## begin RECORDS SUPPLIED

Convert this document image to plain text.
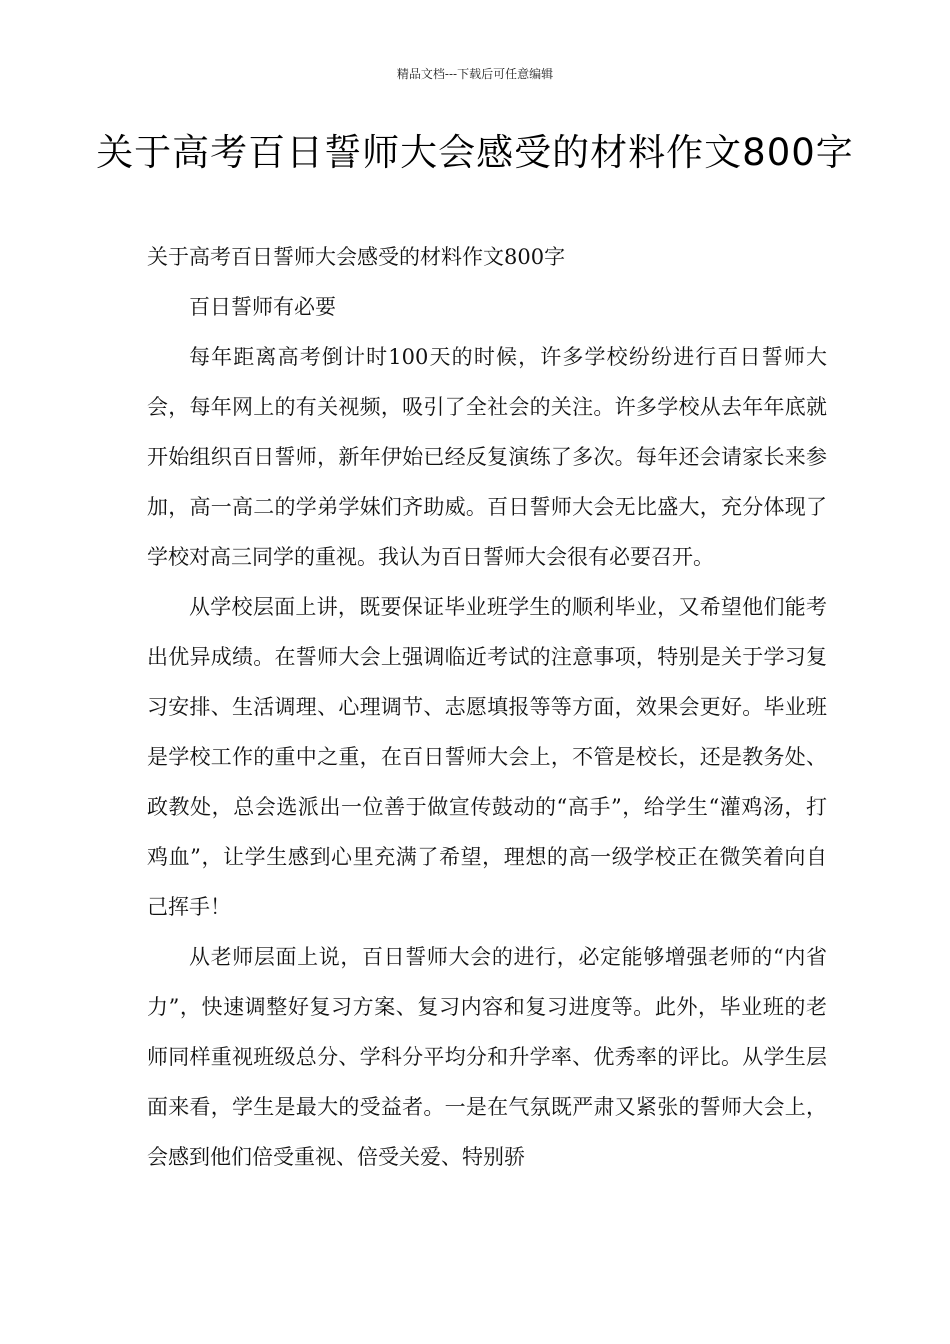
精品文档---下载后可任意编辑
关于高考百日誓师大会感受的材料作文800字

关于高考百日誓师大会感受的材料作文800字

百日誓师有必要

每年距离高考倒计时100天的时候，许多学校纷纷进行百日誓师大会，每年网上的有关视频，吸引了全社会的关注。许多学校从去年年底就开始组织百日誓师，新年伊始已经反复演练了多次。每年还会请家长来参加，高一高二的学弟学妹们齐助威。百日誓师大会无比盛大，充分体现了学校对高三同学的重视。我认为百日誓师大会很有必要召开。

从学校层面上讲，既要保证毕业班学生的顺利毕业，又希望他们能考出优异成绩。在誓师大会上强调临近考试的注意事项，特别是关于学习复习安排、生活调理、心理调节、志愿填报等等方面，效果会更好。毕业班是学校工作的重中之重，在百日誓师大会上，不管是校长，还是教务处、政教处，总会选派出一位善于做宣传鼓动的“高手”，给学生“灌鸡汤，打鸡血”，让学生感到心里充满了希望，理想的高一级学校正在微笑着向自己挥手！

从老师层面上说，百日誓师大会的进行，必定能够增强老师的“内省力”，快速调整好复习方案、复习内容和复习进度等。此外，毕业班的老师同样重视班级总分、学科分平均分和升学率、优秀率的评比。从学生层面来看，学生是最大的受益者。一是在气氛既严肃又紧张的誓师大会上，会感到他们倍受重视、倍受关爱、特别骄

## end RECORDS SUPPLIED
## begin RECORDS SUPPLIED

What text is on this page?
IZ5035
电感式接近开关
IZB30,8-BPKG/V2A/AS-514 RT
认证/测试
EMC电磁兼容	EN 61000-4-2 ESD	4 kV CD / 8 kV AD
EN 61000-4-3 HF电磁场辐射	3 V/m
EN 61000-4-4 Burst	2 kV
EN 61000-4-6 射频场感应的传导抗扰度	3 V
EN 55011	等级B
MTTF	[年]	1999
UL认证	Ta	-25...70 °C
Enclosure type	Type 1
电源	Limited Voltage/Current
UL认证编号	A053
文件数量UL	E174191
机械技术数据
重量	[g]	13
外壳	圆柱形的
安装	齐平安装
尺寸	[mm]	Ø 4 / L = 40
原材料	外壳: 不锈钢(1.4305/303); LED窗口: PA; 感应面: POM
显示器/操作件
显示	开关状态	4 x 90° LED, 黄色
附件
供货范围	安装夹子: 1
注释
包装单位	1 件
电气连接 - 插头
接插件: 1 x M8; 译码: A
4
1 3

## end RECORDS SUPPLIED

AIM OF THE EXERCISE
Go through the records. Copy each line where "text" appears.

RESPONSE TO THE TASK
Convert this document image to plain text.
What text is on this page?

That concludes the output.